*Stated goal*:
Collect each line of the entries that holds the string "रखकर".

==============================

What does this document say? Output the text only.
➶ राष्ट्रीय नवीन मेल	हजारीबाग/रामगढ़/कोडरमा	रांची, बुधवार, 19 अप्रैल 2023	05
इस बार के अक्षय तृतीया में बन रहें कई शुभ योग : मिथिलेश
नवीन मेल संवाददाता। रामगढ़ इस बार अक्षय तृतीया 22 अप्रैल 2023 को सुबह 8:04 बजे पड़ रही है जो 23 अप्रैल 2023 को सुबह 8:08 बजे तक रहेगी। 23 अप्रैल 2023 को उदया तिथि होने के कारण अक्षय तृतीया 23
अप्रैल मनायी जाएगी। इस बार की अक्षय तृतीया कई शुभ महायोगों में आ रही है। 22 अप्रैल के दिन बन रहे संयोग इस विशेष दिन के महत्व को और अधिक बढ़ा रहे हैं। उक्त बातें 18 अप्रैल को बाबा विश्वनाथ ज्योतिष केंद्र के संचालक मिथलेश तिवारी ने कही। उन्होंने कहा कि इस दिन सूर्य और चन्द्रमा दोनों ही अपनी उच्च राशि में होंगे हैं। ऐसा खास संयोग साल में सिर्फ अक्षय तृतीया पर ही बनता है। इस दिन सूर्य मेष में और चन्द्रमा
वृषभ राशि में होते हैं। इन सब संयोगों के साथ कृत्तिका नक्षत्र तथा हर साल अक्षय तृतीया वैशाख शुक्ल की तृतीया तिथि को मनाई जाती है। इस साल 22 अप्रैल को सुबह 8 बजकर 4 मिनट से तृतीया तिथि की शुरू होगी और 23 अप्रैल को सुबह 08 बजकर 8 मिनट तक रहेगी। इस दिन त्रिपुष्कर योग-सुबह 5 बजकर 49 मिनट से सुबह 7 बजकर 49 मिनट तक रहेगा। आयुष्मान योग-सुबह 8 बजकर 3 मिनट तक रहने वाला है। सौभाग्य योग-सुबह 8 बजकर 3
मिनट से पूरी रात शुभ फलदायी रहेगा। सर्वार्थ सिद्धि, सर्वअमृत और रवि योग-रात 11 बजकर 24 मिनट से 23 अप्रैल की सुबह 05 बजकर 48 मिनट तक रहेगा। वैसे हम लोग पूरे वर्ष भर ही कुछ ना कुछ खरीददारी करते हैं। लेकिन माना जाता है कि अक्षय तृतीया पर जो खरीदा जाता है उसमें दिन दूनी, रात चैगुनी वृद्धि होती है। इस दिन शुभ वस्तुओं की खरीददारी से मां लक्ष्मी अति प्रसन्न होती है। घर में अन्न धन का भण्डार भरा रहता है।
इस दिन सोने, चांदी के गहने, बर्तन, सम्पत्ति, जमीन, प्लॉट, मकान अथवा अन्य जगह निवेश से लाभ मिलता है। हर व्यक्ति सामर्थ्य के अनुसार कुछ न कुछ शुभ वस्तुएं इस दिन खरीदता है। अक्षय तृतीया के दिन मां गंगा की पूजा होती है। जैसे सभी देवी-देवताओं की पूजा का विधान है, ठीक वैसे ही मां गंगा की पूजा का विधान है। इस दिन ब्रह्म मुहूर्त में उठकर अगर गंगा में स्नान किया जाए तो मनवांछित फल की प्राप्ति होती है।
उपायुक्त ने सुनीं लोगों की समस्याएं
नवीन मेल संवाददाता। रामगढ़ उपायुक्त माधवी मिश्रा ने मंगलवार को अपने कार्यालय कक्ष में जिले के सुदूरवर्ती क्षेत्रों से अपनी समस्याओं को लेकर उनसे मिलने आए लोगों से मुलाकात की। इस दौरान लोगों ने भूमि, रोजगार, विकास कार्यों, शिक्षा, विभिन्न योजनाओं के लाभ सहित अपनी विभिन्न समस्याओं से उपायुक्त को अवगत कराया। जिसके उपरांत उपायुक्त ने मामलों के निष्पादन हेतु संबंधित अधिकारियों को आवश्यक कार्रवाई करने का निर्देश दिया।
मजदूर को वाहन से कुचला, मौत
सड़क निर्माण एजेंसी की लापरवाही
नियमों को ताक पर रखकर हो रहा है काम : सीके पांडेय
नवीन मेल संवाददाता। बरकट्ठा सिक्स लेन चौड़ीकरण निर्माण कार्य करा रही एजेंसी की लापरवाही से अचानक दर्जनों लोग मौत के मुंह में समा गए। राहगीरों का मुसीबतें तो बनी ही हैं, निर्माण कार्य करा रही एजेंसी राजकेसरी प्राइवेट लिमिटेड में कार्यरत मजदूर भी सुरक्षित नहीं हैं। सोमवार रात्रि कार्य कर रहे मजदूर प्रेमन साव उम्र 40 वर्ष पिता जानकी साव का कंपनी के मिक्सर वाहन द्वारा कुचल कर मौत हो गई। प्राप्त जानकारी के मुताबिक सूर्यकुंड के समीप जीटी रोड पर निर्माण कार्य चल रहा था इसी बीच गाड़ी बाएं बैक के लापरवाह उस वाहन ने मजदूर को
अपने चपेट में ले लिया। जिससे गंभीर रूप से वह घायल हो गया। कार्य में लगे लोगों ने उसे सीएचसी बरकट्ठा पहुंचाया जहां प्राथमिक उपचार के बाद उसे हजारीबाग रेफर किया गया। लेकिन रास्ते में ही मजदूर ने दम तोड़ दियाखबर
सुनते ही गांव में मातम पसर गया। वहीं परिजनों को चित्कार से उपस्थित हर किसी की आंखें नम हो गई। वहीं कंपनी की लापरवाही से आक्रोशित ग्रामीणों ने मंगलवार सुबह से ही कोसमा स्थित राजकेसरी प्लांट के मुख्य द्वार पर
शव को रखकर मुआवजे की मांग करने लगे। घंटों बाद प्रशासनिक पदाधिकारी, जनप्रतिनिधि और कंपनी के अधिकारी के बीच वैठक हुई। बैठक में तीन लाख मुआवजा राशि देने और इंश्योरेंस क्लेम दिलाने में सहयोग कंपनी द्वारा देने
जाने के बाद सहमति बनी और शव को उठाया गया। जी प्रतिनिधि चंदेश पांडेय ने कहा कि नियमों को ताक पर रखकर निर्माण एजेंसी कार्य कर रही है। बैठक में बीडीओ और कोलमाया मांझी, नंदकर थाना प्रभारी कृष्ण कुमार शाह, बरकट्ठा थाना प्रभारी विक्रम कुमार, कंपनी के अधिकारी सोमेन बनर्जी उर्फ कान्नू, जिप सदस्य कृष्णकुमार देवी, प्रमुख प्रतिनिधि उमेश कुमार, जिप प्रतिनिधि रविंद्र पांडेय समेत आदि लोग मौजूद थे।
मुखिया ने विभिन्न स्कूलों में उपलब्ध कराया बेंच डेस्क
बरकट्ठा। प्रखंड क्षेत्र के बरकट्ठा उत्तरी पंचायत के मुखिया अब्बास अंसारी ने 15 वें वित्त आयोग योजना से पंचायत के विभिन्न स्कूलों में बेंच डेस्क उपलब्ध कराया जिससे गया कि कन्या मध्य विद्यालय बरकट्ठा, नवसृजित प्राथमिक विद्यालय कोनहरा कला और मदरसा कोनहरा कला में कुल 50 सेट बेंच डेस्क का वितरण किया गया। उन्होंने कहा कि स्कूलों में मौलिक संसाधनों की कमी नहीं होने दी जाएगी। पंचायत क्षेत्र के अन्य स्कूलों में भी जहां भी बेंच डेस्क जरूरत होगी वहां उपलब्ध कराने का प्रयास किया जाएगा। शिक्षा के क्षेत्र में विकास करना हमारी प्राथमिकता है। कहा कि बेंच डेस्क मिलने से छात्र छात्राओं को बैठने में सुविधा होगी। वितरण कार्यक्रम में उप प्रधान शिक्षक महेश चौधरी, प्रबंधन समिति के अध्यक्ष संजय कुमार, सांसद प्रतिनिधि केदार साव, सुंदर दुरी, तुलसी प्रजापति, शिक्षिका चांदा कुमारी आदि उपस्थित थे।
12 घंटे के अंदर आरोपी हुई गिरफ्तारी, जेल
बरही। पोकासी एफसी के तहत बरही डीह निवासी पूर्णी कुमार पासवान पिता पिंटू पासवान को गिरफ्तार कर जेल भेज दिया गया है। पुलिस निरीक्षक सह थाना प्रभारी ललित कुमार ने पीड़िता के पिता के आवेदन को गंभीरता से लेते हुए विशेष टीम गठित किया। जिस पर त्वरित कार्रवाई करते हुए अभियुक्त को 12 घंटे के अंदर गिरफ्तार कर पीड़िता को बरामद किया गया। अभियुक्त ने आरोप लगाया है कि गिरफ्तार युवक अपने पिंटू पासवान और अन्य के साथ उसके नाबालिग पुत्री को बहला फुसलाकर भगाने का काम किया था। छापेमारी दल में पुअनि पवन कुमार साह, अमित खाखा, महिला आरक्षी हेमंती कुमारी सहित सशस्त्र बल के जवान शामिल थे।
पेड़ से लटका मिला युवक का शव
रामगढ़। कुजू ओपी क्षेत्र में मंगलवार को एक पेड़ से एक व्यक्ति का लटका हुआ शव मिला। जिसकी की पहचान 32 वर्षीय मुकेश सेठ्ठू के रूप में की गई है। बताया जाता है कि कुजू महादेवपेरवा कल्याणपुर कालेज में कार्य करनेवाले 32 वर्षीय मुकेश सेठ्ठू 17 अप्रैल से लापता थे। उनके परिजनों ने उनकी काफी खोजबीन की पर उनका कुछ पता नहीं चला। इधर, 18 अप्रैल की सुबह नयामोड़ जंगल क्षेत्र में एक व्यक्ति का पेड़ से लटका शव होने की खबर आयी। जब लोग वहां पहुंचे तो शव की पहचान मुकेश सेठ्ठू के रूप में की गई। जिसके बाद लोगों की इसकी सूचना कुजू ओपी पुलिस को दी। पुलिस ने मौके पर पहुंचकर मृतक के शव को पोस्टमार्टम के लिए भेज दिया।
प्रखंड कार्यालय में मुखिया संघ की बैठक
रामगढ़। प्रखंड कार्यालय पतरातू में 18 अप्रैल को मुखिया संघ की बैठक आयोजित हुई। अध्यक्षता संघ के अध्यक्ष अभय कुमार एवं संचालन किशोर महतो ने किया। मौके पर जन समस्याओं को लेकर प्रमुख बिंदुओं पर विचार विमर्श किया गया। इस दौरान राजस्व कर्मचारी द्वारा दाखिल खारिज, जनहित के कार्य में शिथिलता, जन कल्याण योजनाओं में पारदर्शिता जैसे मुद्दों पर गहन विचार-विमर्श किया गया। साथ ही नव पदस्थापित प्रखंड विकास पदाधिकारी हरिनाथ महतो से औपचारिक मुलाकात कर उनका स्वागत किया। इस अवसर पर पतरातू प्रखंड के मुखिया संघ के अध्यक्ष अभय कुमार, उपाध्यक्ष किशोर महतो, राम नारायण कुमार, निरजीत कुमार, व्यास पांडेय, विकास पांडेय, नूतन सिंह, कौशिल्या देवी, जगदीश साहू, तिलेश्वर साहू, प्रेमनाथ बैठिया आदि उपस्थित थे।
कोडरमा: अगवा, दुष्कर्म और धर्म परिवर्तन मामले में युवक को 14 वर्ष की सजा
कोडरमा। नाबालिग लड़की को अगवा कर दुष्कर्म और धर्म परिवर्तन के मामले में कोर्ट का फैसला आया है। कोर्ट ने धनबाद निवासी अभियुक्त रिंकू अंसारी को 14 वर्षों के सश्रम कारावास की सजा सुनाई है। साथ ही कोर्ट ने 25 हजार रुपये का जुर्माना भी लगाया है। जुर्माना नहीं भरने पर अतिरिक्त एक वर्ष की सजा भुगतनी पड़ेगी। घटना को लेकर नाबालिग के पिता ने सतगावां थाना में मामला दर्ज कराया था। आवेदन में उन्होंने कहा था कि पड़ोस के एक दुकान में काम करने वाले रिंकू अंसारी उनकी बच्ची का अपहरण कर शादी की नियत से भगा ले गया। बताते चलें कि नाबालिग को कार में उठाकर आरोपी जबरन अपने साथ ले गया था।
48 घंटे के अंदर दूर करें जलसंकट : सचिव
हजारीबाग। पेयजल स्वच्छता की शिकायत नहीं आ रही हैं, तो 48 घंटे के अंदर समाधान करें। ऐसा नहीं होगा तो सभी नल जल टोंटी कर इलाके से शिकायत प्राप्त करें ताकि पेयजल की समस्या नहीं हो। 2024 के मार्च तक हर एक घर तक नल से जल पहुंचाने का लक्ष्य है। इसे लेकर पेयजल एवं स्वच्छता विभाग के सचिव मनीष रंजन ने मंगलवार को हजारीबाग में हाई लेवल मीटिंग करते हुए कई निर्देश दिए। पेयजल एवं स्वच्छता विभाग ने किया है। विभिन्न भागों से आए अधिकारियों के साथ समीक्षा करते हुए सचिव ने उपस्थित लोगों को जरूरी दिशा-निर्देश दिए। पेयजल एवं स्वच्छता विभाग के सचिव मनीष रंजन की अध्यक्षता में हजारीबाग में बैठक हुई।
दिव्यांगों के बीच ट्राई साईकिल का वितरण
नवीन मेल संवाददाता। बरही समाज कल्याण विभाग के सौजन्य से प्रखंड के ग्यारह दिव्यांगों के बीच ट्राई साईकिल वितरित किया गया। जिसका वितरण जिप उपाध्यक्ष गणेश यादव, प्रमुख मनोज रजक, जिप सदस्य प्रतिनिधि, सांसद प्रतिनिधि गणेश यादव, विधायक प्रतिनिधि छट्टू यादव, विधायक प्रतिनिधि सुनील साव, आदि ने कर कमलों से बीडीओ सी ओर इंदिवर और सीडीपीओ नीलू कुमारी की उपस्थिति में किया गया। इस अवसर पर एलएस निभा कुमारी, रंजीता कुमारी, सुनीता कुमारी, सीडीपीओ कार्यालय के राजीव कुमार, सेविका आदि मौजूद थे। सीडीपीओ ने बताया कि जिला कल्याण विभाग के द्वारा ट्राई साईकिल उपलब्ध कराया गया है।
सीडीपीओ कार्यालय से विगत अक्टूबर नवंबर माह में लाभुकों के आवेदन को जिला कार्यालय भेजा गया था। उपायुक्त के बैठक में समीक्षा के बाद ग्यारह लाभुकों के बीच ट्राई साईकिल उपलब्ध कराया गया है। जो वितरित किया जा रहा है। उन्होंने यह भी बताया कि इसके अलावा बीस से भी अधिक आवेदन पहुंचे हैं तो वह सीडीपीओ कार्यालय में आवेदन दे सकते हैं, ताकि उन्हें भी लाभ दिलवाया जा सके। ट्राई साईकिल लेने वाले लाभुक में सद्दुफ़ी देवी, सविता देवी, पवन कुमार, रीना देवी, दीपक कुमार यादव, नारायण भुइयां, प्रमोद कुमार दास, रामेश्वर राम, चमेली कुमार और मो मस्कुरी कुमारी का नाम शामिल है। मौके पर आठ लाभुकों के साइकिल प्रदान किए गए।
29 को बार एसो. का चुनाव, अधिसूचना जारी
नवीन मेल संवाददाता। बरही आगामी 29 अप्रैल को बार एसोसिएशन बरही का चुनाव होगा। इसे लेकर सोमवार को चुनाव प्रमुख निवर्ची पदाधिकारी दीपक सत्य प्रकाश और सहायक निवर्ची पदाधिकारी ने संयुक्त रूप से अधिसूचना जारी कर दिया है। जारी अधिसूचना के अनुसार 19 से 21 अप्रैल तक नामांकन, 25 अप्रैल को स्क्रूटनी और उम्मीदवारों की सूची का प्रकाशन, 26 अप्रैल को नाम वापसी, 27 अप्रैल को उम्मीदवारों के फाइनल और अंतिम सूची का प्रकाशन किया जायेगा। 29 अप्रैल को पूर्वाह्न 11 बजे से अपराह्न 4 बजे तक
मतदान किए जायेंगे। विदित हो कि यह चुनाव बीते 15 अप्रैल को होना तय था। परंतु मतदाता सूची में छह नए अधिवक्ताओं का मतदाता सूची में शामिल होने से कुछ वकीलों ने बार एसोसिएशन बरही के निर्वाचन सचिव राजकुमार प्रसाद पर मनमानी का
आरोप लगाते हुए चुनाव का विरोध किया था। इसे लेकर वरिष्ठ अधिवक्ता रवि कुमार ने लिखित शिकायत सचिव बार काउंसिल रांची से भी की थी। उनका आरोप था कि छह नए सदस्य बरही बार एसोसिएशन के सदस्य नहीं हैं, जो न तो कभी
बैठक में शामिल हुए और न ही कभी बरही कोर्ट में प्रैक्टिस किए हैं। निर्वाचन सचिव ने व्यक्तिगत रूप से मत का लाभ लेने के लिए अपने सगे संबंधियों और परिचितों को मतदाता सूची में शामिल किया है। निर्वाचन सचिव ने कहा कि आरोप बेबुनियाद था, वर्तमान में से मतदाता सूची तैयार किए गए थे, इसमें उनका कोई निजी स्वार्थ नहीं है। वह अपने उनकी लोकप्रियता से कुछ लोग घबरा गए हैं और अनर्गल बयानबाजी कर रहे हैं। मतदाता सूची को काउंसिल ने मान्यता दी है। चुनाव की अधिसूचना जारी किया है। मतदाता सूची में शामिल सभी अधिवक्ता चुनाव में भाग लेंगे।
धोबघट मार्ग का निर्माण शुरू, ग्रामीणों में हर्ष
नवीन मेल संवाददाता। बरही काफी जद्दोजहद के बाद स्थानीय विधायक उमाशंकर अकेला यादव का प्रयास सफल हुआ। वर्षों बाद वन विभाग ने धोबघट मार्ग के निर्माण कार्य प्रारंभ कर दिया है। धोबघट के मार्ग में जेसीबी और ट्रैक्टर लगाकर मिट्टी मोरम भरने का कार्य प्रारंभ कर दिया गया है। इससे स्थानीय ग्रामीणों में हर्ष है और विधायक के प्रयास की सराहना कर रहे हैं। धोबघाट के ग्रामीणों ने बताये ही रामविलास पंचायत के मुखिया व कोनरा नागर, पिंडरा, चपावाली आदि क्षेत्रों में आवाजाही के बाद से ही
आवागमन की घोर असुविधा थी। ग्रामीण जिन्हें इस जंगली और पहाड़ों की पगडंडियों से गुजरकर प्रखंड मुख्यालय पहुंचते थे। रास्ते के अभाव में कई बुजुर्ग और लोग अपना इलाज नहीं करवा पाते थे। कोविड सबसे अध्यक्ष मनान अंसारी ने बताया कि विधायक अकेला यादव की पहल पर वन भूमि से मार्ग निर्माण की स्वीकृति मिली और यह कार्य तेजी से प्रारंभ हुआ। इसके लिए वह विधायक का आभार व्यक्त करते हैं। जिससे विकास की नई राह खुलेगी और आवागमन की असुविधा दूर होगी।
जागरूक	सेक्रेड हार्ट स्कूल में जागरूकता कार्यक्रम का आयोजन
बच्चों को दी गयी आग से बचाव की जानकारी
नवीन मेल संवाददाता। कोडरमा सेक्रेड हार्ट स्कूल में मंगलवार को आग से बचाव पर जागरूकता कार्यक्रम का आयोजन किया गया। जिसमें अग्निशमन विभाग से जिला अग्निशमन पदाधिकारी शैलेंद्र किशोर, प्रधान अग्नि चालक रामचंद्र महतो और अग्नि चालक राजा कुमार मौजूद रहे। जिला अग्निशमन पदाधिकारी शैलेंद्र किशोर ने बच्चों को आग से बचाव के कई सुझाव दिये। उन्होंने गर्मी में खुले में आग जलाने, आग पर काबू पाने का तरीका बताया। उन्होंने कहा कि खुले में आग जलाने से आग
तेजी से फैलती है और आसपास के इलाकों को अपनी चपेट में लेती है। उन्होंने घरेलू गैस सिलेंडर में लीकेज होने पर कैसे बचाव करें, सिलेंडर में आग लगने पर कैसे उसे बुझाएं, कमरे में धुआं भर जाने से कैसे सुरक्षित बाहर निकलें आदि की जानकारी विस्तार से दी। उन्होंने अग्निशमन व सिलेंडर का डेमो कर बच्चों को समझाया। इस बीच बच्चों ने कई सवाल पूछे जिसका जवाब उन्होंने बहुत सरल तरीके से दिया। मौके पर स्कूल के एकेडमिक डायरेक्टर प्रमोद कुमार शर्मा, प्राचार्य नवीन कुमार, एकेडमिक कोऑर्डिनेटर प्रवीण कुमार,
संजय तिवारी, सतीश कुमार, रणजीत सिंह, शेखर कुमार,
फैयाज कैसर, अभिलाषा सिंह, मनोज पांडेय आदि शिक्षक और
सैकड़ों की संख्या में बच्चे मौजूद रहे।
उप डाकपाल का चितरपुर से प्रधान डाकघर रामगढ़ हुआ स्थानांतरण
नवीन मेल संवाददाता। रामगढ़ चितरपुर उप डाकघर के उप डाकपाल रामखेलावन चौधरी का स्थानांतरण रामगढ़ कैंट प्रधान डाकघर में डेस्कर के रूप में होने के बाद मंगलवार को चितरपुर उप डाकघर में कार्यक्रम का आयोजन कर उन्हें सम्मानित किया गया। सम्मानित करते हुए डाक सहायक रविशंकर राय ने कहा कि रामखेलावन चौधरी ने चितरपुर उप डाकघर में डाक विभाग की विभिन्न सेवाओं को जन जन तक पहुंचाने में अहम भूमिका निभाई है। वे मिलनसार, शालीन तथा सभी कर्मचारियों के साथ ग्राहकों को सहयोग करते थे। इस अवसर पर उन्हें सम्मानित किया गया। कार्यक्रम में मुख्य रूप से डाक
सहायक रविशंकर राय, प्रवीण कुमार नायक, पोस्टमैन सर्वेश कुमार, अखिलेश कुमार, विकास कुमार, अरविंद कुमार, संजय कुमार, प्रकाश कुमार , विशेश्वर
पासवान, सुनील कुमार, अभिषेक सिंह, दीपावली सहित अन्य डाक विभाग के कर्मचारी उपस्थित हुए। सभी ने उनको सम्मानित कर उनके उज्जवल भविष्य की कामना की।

==============================

*Output below*:
नियमों को ताक पर रखकर हो रहा है काम : सीके पांडेय
शव को रखकर मुआवजे की मांग करने लगे। घंटों बाद प्रशासनिक पदाधिकारी, जनप्रतिनिधि और कंपनी के अधिकारी के बीच वैठक हुई। बैठक में तीन लाख मुआवजा राशि देने और इंश्योरेंस क्लेम दिलाने में सहयोग कंपनी द्वारा देने
जाने के बाद सहमति बनी और शव को उठाया गया। जी प्रतिनिधि चंदेश पांडेय ने कहा कि नियमों को ताक पर रखकर निर्माण एजेंसी कार्य कर रही है। बैठक में बीडीओ और कोलमाया मांझी, नंदकर थाना प्रभारी कृष्ण कुमार शाह, बरकट्ठा थाना प्रभारी विक्रम कुमार, कंपनी के अधिकारी सोमेन बनर्जी उर्फ कान्नू, जिप सदस्य कृष्णकुमार देवी, प्रमुख प्रतिनिधि उमेश कुमार, जिप प्रतिनिधि रविंद्र पांडेय समेत आदि लोग मौजूद थे।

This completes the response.